YOUR OBJECTIVE: Pick out the lines in the listing below that contain the word "氨苄青霉素LB琼脂基础" and copy them.
======
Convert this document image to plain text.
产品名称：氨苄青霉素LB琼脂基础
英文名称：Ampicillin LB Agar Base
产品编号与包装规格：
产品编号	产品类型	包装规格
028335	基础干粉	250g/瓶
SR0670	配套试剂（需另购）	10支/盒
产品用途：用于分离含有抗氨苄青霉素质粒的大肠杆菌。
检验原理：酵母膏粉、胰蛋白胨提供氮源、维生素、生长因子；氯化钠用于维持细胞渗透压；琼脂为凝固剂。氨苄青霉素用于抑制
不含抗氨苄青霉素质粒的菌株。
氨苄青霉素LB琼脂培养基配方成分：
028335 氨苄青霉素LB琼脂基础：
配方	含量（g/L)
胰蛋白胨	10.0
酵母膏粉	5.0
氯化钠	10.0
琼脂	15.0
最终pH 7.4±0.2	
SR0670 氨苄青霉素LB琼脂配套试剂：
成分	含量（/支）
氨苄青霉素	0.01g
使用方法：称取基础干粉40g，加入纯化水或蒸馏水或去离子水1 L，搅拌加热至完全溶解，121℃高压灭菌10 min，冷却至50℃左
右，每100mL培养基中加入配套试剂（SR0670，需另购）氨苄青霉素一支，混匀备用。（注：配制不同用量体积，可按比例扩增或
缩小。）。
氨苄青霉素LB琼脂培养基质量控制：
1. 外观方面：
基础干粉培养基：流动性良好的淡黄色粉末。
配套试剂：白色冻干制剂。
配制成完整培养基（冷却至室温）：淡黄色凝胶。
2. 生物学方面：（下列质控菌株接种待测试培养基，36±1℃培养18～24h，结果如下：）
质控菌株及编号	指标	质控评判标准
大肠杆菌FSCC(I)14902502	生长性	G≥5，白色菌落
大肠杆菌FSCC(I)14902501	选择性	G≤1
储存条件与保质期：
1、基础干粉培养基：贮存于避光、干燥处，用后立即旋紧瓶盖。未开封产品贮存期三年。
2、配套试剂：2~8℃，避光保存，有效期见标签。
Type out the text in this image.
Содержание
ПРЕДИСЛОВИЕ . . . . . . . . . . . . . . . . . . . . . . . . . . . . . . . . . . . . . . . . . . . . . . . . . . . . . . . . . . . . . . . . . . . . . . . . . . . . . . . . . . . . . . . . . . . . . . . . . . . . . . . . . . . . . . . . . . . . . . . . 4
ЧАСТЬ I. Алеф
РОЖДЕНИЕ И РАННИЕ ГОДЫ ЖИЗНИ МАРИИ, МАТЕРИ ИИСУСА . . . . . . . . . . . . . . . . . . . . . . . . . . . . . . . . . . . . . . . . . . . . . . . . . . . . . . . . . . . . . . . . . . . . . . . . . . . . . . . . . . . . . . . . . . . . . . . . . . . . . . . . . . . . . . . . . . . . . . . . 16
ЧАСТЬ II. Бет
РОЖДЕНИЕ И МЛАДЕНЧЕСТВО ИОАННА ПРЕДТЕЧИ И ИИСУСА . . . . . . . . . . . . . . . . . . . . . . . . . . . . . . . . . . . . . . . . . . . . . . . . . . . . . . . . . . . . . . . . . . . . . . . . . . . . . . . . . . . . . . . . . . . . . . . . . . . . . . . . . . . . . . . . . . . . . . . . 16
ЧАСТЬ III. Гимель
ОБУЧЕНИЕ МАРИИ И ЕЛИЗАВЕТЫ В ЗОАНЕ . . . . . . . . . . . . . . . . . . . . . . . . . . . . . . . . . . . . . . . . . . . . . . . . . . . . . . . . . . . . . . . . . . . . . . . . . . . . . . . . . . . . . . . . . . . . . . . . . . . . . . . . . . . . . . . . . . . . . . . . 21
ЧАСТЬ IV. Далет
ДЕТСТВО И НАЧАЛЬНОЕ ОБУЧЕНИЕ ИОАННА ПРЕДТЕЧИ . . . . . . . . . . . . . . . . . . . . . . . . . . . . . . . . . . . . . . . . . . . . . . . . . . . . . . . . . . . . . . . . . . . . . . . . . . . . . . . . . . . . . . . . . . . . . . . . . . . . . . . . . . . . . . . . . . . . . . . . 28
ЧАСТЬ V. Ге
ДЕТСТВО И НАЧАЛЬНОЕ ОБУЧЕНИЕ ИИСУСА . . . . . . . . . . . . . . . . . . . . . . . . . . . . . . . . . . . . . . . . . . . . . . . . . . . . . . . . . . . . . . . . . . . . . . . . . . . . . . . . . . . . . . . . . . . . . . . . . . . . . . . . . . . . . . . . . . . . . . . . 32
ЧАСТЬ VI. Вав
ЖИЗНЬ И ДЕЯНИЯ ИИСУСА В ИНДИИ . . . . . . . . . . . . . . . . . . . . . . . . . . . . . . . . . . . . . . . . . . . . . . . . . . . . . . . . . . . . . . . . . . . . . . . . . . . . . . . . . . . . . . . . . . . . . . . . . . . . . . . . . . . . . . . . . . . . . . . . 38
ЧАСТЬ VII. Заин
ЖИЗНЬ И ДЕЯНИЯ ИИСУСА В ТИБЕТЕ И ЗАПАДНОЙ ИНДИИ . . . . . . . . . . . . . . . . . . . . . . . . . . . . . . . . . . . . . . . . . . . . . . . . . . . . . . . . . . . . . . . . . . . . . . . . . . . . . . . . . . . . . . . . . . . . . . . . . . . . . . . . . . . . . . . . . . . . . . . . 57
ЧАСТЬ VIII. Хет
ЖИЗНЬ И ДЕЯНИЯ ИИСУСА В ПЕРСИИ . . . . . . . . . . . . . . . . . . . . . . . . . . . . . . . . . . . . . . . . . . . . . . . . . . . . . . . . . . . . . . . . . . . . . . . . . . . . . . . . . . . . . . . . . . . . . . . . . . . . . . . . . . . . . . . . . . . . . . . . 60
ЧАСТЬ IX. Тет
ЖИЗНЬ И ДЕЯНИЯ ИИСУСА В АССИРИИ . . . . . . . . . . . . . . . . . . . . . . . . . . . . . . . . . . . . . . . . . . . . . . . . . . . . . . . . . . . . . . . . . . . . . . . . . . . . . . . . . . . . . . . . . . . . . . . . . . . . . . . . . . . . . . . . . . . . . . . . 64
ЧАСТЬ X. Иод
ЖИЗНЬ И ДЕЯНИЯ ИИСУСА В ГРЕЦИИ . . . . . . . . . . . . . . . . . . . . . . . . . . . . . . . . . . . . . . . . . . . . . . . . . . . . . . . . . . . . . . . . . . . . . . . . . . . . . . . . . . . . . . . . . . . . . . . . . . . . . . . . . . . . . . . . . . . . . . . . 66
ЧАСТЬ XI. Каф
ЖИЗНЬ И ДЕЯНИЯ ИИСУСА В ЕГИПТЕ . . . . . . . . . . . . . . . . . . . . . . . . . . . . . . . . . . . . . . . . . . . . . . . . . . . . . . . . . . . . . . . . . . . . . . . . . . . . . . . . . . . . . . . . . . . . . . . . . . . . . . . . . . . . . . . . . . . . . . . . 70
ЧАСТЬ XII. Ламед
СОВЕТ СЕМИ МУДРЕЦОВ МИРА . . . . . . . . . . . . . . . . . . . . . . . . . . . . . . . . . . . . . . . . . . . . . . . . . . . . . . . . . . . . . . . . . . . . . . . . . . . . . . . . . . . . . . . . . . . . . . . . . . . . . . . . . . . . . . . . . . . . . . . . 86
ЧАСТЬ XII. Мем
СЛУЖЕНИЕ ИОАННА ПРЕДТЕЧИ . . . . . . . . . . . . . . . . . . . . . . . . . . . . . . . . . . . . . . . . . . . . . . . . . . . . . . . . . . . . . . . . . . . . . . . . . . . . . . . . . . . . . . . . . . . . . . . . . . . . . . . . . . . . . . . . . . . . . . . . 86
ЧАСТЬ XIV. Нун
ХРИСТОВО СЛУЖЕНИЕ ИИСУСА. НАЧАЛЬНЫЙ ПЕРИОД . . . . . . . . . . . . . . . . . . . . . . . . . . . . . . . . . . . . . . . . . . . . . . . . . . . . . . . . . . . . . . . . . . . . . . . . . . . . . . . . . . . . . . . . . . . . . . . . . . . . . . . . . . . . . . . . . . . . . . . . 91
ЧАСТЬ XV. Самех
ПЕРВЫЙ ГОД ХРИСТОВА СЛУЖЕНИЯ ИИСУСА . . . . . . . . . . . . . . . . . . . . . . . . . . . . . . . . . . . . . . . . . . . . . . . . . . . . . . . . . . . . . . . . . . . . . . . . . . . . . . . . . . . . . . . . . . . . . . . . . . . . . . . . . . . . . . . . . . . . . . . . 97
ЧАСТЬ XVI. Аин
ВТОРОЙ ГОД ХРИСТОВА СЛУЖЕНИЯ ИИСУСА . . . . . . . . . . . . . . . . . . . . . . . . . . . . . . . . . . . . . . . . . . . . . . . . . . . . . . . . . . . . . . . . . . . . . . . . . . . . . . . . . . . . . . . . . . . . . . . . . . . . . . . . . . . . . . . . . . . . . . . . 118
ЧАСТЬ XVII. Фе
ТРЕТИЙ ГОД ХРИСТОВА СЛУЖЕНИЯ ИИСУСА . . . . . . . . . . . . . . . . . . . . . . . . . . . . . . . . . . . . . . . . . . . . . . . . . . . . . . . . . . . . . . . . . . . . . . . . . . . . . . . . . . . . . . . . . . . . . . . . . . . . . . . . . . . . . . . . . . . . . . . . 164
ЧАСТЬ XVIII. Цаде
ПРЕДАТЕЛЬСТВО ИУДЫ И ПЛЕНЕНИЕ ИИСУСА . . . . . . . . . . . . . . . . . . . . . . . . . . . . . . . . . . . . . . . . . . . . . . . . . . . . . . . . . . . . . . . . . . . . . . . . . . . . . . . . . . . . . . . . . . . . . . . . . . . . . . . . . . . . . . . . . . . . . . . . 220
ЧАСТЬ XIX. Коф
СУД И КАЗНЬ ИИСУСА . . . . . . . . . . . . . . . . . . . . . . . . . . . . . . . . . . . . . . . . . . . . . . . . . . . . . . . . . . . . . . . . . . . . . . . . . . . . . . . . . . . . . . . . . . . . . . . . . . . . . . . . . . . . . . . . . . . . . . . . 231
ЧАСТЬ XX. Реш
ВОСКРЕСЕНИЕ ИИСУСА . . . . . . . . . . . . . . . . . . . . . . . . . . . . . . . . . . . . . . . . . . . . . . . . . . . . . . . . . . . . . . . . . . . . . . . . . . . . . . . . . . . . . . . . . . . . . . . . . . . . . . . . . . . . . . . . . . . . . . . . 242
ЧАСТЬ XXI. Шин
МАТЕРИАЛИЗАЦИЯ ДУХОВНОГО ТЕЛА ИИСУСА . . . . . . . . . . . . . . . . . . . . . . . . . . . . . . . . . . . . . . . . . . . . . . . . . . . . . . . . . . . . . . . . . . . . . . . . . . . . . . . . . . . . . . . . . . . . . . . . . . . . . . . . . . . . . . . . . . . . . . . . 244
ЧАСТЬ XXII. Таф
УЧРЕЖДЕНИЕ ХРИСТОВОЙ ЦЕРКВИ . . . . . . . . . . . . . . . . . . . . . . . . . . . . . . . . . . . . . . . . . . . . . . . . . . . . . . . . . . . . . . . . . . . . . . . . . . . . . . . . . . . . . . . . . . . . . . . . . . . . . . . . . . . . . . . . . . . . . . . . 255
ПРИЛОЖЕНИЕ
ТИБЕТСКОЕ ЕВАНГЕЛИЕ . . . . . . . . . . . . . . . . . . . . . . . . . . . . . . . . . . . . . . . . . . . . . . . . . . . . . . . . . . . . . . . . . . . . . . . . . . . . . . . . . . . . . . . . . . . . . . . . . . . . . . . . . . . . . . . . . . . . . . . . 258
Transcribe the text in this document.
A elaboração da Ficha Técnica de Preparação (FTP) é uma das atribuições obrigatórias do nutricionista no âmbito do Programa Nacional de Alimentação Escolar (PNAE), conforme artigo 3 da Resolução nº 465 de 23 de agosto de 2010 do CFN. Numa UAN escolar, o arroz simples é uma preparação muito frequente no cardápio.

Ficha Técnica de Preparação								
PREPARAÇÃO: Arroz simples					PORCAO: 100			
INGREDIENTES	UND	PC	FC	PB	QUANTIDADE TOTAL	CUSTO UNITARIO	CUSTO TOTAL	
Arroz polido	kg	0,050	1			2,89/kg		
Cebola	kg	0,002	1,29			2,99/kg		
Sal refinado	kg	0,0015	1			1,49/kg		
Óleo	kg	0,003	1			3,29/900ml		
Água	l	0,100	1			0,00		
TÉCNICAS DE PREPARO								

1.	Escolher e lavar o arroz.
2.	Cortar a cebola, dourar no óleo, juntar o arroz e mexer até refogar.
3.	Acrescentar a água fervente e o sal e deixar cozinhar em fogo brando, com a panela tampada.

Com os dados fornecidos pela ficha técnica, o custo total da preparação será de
======
CORRECT ANSWER:
产品名称：氨苄青霉素LB琼脂基础
028335 氨苄青霉素LB琼脂基础：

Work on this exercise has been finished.